## Dataset records
+---+

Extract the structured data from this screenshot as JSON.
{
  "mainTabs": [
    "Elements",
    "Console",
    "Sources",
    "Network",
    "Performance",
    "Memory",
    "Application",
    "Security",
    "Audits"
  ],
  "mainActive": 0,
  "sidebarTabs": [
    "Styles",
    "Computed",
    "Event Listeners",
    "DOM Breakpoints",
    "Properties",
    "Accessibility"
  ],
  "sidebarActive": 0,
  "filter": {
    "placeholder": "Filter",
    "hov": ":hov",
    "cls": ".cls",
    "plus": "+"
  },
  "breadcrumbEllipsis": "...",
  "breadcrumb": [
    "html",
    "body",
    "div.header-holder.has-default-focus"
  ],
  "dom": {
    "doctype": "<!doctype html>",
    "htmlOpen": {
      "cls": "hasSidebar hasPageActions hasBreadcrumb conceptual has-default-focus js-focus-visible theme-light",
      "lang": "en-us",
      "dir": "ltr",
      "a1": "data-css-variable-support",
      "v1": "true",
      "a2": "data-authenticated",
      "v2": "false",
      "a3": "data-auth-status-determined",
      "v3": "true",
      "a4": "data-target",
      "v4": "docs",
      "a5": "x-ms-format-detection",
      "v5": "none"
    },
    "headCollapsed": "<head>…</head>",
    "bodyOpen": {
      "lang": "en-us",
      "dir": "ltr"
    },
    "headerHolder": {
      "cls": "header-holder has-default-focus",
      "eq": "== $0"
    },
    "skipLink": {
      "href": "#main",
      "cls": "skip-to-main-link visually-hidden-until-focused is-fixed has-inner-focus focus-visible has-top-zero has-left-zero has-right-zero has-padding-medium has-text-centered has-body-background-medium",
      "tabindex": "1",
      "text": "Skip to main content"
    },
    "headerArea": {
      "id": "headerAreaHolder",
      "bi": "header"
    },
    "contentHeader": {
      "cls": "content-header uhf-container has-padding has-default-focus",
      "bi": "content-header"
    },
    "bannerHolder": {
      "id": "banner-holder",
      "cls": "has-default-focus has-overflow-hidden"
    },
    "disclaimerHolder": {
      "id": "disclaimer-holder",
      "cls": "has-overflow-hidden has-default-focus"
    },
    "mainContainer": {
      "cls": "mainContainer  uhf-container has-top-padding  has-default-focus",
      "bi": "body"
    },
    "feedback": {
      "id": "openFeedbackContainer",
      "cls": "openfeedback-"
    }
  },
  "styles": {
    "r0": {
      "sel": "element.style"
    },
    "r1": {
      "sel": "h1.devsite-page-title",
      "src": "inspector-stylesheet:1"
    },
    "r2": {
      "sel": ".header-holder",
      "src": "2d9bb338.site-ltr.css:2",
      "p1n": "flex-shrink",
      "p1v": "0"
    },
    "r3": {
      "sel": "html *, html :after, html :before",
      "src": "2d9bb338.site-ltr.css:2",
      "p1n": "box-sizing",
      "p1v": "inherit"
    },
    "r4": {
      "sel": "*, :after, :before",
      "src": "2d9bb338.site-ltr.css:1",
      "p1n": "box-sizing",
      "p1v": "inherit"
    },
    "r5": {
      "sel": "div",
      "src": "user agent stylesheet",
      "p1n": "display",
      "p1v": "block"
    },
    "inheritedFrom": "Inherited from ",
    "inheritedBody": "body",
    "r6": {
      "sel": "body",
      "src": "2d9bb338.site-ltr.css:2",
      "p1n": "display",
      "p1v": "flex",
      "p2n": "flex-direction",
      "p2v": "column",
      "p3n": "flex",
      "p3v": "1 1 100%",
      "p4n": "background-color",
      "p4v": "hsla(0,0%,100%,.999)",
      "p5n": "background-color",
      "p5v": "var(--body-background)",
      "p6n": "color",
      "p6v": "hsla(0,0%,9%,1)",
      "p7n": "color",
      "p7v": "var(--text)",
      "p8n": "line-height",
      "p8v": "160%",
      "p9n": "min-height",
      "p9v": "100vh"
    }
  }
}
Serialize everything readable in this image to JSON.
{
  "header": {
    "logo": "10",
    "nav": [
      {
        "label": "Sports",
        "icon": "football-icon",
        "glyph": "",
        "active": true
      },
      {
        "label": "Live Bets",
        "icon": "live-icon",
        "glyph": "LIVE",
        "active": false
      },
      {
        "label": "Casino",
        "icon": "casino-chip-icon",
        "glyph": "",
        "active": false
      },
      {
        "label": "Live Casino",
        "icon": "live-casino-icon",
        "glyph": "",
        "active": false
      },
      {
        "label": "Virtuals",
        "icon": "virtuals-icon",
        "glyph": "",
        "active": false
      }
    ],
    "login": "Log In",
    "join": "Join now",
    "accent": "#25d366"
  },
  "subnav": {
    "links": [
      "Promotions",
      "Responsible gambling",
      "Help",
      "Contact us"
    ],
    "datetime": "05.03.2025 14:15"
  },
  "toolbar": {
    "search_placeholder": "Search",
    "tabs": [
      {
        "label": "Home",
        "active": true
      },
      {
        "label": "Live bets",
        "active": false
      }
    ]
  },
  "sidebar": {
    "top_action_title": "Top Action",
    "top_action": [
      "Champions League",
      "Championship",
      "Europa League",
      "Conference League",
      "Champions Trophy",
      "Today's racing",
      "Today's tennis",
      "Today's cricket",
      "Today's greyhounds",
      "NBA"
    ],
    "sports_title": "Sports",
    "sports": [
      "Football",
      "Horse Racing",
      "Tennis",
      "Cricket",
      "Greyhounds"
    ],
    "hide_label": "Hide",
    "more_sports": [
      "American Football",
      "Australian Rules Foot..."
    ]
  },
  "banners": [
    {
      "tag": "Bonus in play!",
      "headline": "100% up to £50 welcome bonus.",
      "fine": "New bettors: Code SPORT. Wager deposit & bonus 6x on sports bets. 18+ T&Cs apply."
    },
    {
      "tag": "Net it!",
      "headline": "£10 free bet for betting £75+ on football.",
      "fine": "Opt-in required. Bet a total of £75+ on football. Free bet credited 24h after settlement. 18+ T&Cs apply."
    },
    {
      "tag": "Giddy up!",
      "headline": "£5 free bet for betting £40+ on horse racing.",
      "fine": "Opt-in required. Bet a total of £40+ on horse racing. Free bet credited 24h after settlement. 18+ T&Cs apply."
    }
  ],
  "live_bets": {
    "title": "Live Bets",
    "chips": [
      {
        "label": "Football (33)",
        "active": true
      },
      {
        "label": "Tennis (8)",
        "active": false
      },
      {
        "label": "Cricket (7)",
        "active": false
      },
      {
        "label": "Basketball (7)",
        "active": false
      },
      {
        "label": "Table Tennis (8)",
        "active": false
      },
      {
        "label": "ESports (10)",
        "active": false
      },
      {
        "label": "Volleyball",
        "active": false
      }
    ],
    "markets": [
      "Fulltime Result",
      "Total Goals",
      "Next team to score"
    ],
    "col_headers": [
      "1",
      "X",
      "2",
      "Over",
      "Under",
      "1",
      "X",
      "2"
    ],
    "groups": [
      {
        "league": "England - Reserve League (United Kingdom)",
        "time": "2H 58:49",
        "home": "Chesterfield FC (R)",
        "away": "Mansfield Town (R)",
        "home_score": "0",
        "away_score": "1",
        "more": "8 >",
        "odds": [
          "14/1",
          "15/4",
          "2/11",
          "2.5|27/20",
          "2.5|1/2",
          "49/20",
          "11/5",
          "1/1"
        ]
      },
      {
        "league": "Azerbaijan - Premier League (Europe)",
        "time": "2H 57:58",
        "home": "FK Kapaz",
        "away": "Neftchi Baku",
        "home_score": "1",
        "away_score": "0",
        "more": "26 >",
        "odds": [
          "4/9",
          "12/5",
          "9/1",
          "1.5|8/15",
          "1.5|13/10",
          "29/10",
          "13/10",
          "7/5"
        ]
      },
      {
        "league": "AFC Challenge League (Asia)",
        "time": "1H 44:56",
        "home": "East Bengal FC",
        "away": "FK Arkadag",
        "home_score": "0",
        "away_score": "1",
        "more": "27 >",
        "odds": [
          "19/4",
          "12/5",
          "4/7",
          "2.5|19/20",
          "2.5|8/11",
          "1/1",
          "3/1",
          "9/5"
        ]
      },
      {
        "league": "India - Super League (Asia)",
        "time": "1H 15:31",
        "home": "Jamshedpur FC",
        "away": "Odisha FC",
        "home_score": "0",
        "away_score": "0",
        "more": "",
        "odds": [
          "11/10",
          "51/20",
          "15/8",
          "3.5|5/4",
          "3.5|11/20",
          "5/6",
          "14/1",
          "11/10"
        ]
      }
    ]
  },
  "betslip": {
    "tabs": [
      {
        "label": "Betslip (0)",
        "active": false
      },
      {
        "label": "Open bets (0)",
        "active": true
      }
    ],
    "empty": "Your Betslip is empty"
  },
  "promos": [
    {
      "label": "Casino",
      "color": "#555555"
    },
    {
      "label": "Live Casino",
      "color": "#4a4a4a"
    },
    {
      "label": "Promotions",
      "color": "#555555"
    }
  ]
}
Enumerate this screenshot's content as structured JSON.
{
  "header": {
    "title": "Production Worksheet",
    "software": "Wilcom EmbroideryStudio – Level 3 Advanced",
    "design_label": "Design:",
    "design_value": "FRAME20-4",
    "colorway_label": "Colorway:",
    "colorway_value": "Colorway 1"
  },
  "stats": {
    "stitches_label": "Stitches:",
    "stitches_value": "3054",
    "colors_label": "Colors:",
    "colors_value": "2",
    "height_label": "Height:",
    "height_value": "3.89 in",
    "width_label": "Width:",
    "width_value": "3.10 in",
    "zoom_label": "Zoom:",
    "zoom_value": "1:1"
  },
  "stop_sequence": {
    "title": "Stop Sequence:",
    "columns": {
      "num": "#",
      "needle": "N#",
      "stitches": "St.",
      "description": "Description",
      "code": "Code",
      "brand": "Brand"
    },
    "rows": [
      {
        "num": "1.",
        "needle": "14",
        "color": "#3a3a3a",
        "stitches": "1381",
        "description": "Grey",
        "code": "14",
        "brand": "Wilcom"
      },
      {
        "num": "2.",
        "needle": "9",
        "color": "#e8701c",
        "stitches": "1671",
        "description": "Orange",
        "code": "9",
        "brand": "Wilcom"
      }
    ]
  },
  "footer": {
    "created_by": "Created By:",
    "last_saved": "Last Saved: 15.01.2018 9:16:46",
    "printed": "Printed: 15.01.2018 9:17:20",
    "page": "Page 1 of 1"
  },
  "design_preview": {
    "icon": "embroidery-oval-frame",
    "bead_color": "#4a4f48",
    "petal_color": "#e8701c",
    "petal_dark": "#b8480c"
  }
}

+---+

## WORK TO COMPLETE
Copy exactly, word for word, the line with "Enumerate this screenshot's" through the final line of the listing.

## ANSWER TO THIS EXERCISE
Enumerate this screenshot's content as structured JSON.
{
  "header": {
    "title": "Production Worksheet",
    "software": "Wilcom EmbroideryStudio – Level 3 Advanced",
    "design_label": "Design:",
    "design_value": "FRAME20-4",
    "colorway_label": "Colorway:",
    "colorway_value": "Colorway 1"
  },
  "stats": {
    "stitches_label": "Stitches:",
    "stitches_value": "3054",
    "colors_label": "Colors:",
    "colors_value": "2",
    "height_label": "Height:",
    "height_value": "3.89 in",
    "width_label": "Width:",
    "width_value": "3.10 in",
    "zoom_label": "Zoom:",
    "zoom_value": "1:1"
  },
  "stop_sequence": {
    "title": "Stop Sequence:",
    "columns": {
      "num": "#",
      "needle": "N#",
      "stitches": "St.",
      "description": "Description",
      "code": "Code",
      "brand": "Brand"
    },
    "rows": [
      {
        "num": "1.",
        "needle": "14",
        "color": "#3a3a3a",
        "stitches": "1381",
        "description": "Grey",
        "code": "14",
        "brand": "Wilcom"
      },
      {
        "num": "2.",
        "needle": "9",
        "color": "#e8701c",
        "stitches": "1671",
        "description": "Orange",
        "code": "9",
        "brand": "Wilcom"
      }
    ]
  },
  "footer": {
    "created_by": "Created By:",
    "last_saved": "Last Saved: 15.01.2018 9:16:46",
    "printed": "Printed: 15.01.2018 9:17:20",
    "page": "Page 1 of 1"
  },
  "design_preview": {
    "icon": "embroidery-oval-frame",
    "bead_color": "#4a4f48",
    "petal_color": "#e8701c",
    "petal_dark": "#b8480c"
  }
}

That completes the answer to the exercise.